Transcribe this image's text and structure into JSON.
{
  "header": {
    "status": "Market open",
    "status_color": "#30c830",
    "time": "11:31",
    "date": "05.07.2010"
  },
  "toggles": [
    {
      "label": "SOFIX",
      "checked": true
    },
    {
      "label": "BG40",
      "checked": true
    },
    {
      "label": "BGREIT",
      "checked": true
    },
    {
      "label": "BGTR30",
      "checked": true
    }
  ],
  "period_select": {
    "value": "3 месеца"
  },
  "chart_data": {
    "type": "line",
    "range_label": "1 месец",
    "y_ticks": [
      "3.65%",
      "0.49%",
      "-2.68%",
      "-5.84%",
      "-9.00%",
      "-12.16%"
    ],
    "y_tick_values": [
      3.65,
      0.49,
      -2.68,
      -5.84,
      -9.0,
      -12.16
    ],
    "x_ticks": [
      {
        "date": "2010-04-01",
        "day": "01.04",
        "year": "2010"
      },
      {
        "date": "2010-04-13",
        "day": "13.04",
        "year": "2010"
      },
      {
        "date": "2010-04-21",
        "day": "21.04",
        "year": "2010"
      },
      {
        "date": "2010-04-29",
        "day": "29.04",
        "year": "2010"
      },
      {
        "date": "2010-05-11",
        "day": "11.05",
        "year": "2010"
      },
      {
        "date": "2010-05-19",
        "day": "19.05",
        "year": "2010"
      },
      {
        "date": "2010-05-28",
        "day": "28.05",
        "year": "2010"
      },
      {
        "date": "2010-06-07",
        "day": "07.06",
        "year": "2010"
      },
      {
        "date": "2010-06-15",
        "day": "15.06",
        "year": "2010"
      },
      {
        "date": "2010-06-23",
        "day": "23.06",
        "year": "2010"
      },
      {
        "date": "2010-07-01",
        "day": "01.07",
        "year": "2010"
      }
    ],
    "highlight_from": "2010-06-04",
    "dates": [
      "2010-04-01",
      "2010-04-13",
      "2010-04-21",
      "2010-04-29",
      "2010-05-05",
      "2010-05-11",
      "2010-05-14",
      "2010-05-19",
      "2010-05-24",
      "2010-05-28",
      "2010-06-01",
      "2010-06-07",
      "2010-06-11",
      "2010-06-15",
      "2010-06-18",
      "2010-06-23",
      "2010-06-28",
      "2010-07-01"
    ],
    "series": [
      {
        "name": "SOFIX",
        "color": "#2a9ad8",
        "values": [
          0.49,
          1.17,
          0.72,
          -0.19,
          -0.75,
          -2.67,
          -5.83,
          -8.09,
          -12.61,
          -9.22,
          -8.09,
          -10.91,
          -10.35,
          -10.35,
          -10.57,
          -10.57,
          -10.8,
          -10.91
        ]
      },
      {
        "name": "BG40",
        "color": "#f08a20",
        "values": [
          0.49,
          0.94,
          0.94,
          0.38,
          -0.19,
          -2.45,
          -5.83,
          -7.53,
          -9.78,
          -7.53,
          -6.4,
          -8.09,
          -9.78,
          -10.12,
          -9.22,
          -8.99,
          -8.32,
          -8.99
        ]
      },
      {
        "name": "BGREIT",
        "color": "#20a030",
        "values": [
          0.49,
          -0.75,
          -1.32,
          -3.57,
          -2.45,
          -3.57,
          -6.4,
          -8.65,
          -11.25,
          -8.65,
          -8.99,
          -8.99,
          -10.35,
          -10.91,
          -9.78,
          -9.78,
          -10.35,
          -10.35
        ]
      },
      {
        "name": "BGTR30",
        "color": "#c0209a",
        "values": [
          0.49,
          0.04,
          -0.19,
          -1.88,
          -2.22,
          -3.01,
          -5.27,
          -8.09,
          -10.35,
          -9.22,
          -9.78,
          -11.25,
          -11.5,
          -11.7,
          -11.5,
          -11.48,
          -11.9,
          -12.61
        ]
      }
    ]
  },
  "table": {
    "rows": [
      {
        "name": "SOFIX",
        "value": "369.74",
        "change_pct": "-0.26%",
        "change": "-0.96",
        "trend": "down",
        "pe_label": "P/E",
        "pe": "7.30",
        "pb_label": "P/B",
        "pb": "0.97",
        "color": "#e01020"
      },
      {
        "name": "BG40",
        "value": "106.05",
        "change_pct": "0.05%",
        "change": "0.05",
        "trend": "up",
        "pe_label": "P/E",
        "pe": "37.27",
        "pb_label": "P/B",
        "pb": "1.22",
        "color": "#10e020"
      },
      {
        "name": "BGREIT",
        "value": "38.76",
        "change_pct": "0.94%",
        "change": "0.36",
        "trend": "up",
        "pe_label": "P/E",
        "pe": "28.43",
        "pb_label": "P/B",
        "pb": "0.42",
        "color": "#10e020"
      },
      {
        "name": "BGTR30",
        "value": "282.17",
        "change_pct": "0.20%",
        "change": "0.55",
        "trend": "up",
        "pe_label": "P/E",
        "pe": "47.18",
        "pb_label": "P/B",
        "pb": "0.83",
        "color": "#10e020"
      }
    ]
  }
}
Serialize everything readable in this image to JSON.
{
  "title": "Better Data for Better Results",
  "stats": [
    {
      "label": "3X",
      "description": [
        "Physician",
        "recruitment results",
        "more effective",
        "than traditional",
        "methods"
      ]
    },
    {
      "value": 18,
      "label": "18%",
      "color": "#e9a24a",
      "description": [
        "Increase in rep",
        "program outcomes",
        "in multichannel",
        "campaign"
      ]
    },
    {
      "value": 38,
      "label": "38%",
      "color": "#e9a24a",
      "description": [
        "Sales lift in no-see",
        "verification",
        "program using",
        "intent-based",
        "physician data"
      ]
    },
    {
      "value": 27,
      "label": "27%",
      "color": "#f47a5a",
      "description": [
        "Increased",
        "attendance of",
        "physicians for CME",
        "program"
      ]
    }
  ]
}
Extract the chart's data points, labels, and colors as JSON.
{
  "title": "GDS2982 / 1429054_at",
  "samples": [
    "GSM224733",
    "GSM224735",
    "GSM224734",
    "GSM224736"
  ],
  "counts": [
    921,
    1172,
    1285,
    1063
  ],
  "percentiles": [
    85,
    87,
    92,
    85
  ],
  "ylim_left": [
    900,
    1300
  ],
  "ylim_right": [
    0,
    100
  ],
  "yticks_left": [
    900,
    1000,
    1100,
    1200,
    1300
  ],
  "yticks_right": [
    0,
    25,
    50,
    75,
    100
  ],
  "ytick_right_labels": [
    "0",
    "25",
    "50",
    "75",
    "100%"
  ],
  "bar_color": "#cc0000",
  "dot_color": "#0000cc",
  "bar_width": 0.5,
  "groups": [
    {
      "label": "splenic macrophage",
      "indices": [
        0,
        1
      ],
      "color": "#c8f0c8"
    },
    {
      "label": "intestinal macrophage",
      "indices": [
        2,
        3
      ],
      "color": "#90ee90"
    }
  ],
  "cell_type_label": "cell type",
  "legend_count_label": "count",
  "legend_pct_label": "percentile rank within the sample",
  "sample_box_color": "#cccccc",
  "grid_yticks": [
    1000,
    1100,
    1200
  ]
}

□ □ □ □

Across the material above, count every line holding "title" and write down only the number.

2